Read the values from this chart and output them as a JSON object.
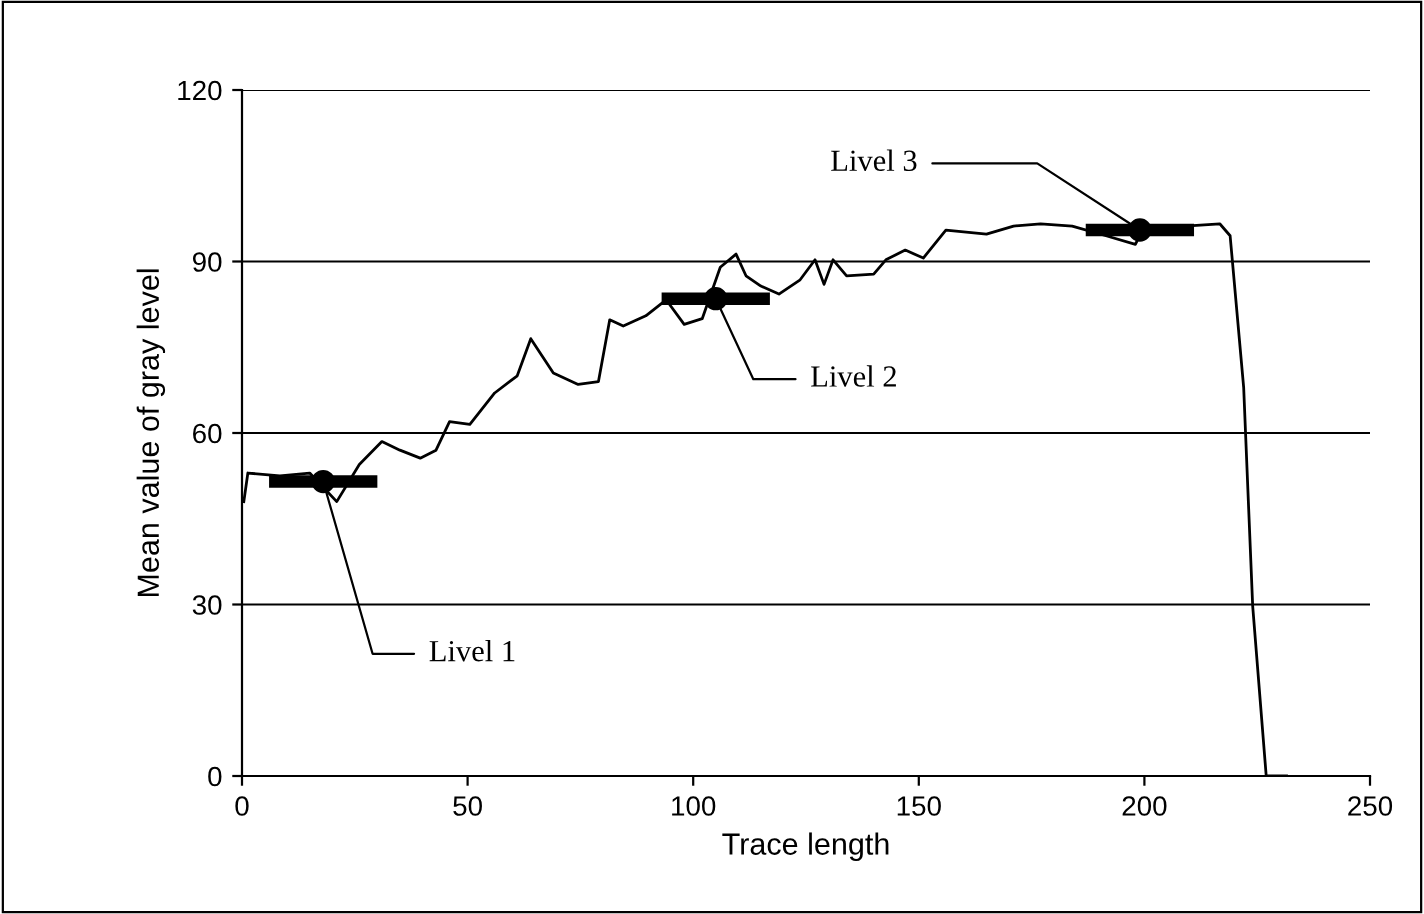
{
  "chart_data": {
    "type": "line",
    "xlabel": "Trace length",
    "ylabel": "Mean value of gray level",
    "xlim": [
      0,
      250
    ],
    "ylim": [
      0,
      120
    ],
    "xticks": [
      0,
      50,
      100,
      150,
      200,
      250
    ],
    "yticks": [
      0,
      30,
      60,
      90,
      120
    ],
    "grid": "y",
    "legend": false,
    "series": [
      {
        "color": "#000000",
        "marker": "none",
        "x": [
          0.4,
          1.3,
          8.4,
          15,
          18,
          21,
          26,
          31,
          35,
          39.5,
          43,
          46,
          50.5,
          56,
          61,
          64,
          69,
          74.5,
          79,
          81.5,
          84.5,
          89.5,
          94,
          98,
          102,
          106,
          109.5,
          111.7,
          115,
          119,
          123.7,
          127,
          129,
          131,
          134,
          140,
          142.7,
          147,
          151,
          156,
          165,
          171,
          177,
          184,
          191.5,
          198,
          200,
          209,
          216.7,
          219,
          222,
          224,
          227,
          231.5
        ],
        "values": [
          48,
          53,
          52.5,
          53,
          50.5,
          48,
          54.5,
          58.5,
          57,
          55.6,
          57,
          62,
          61.5,
          67,
          70,
          76.5,
          70.5,
          68.5,
          69,
          79.8,
          78.7,
          80.5,
          83.3,
          79,
          80,
          89,
          91.3,
          87.5,
          85.7,
          84.3,
          86.8,
          90.3,
          86,
          90.3,
          87.5,
          87.8,
          90.3,
          92,
          90.6,
          95.5,
          94.8,
          96.2,
          96.6,
          96.2,
          94.5,
          93,
          96.2,
          96.2,
          96.6,
          94.5,
          68,
          29.7,
          0,
          0
        ]
      },
      {
        "type": "scatter",
        "color": "#000000",
        "marker": "circle",
        "x": [
          18,
          105,
          199
        ],
        "values": [
          51.5,
          83.5,
          95.5
        ],
        "xerrors": [
          12,
          12,
          12
        ]
      }
    ],
    "annotations": [
      {
        "text": "Livel 1",
        "x": 18,
        "y": 51.5
      },
      {
        "text": "Livel 2",
        "x": 105,
        "y": 83.5
      },
      {
        "text": "Livel 3",
        "x": 199,
        "y": 95.5
      }
    ]
  }
}
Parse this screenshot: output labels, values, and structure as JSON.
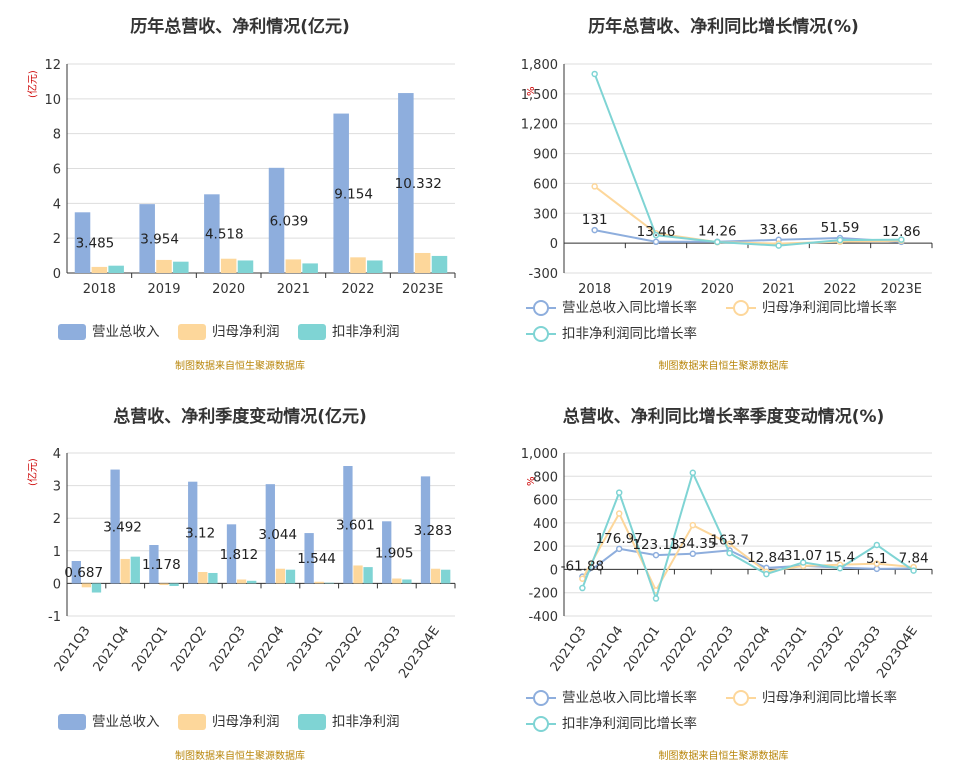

● **Brief**: Look through the entries above and list every line containing "text".

● **Result for this task**:
        "text": "Livel 1",
        "text": "Livel 2",
        "text": "Livel 3",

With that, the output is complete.